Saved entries
* start *

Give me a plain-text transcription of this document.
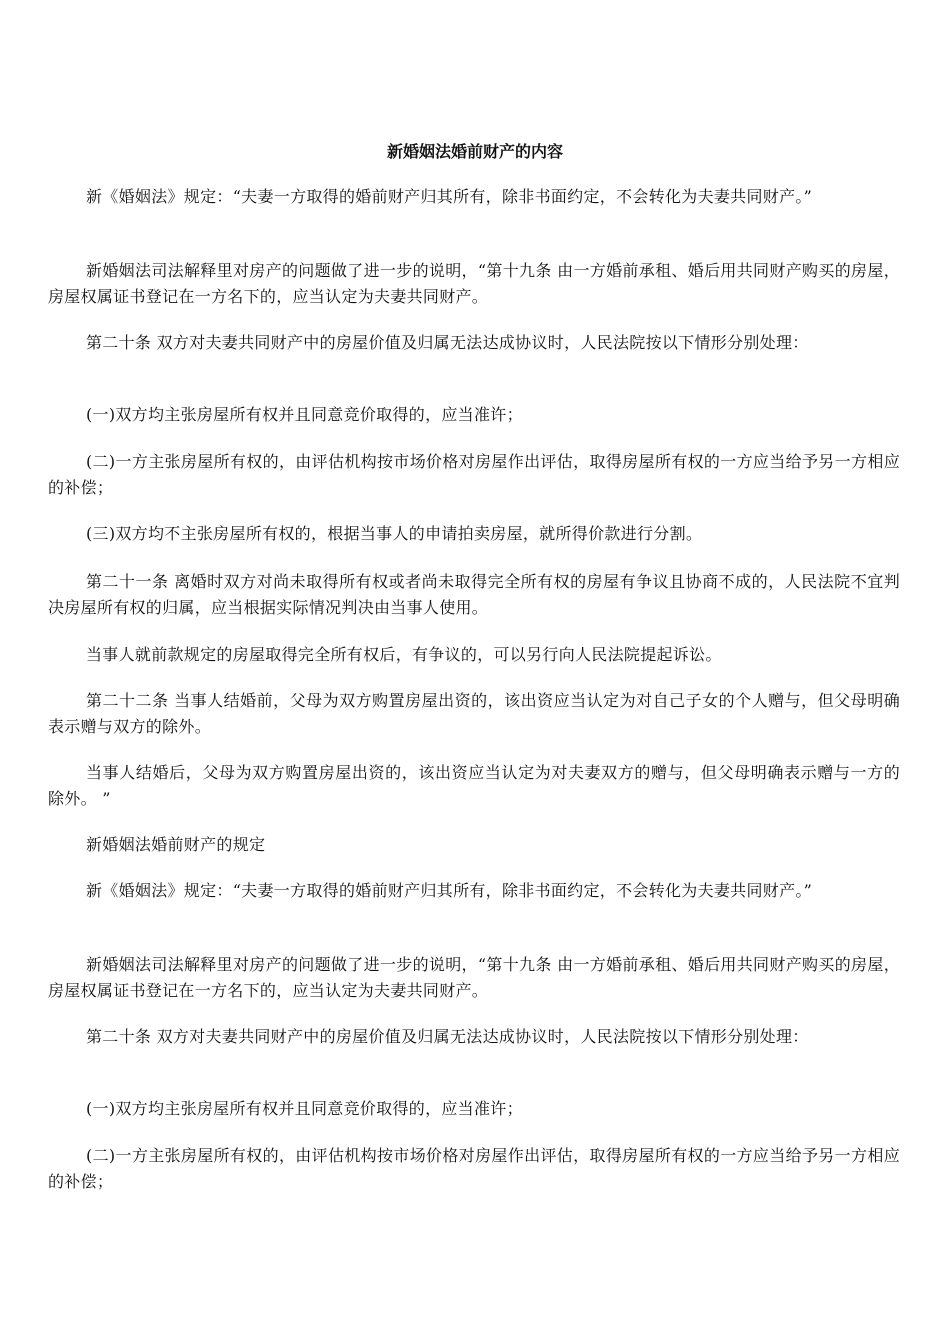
新婚姻法婚前财产的内容

新《婚姻法》规定：“夫妻一方取得的婚前财产归其所有，除非书面约定，不会转化为夫妻共同财产。”

新婚姻法司法解释里对房产的问题做了进一步的说明，“第十九条 由一方婚前承租、婚后用共同财产购买的房屋，房屋权属证书登记在一方名下的，应当认定为夫妻共同财产。

第二十条 双方对夫妻共同财产中的房屋价值及归属无法达成协议时，人民法院按以下情形分别处理：

(一)双方均主张房屋所有权并且同意竞价取得的，应当准许；

(二)一方主张房屋所有权的，由评估机构按市场价格对房屋作出评估，取得房屋所有权的一方应当给予另一方相应的补偿；

(三)双方均不主张房屋所有权的，根据当事人的申请拍卖房屋，就所得价款进行分割。

第二十一条 离婚时双方对尚未取得所有权或者尚未取得完全所有权的房屋有争议且协商不成的，人民法院不宜判决房屋所有权的归属，应当根据实际情况判决由当事人使用。

当事人就前款规定的房屋取得完全所有权后，有争议的，可以另行向人民法院提起诉讼。

第二十二条 当事人结婚前，父母为双方购置房屋出资的，该出资应当认定为对自己子女的个人赠与，但父母明确表示赠与双方的除外。

当事人结婚后，父母为双方购置房屋出资的，该出资应当认定为对夫妻双方的赠与，但父母明确表示赠与一方的除外。 ”

新婚姻法婚前财产的规定

新《婚姻法》规定：“夫妻一方取得的婚前财产归其所有，除非书面约定，不会转化为夫妻共同财产。”

新婚姻法司法解释里对房产的问题做了进一步的说明，“第十九条 由一方婚前承租、婚后用共同财产购买的房屋，房屋权属证书登记在一方名下的，应当认定为夫妻共同财产。

第二十条 双方对夫妻共同财产中的房屋价值及归属无法达成协议时，人民法院按以下情形分别处理：

(一)双方均主张房屋所有权并且同意竞价取得的，应当准许；

(二)一方主张房屋所有权的，由评估机构按市场价格对房屋作出评估，取得房屋所有权的一方应当给予另一方相应的补偿；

* end *

Stated exercise: Copy out each record shown above without alteration, skipping any picture.

Task response:
Give me a plain-text transcription of this document.
新婚姻法婚前财产的内容

新《婚姻法》规定：“夫妻一方取得的婚前财产归其所有，除非书面约定，不会转化为夫妻共同财产。”

新婚姻法司法解释里对房产的问题做了进一步的说明，“第十九条 由一方婚前承租、婚后用共同财产购买的房屋，房屋权属证书登记在一方名下的，应当认定为夫妻共同财产。

第二十条 双方对夫妻共同财产中的房屋价值及归属无法达成协议时，人民法院按以下情形分别处理：

(一)双方均主张房屋所有权并且同意竞价取得的，应当准许；

(二)一方主张房屋所有权的，由评估机构按市场价格对房屋作出评估，取得房屋所有权的一方应当给予另一方相应的补偿；

(三)双方均不主张房屋所有权的，根据当事人的申请拍卖房屋，就所得价款进行分割。

第二十一条 离婚时双方对尚未取得所有权或者尚未取得完全所有权的房屋有争议且协商不成的，人民法院不宜判决房屋所有权的归属，应当根据实际情况判决由当事人使用。

当事人就前款规定的房屋取得完全所有权后，有争议的，可以另行向人民法院提起诉讼。

第二十二条 当事人结婚前，父母为双方购置房屋出资的，该出资应当认定为对自己子女的个人赠与，但父母明确表示赠与双方的除外。

当事人结婚后，父母为双方购置房屋出资的，该出资应当认定为对夫妻双方的赠与，但父母明确表示赠与一方的除外。 ”

新婚姻法婚前财产的规定

新《婚姻法》规定：“夫妻一方取得的婚前财产归其所有，除非书面约定，不会转化为夫妻共同财产。”

新婚姻法司法解释里对房产的问题做了进一步的说明，“第十九条 由一方婚前承租、婚后用共同财产购买的房屋，房屋权属证书登记在一方名下的，应当认定为夫妻共同财产。

第二十条 双方对夫妻共同财产中的房屋价值及归属无法达成协议时，人民法院按以下情形分别处理：

(一)双方均主张房屋所有权并且同意竞价取得的，应当准许；

(二)一方主张房屋所有权的，由评估机构按市场价格对房屋作出评估，取得房屋所有权的一方应当给予另一方相应的补偿；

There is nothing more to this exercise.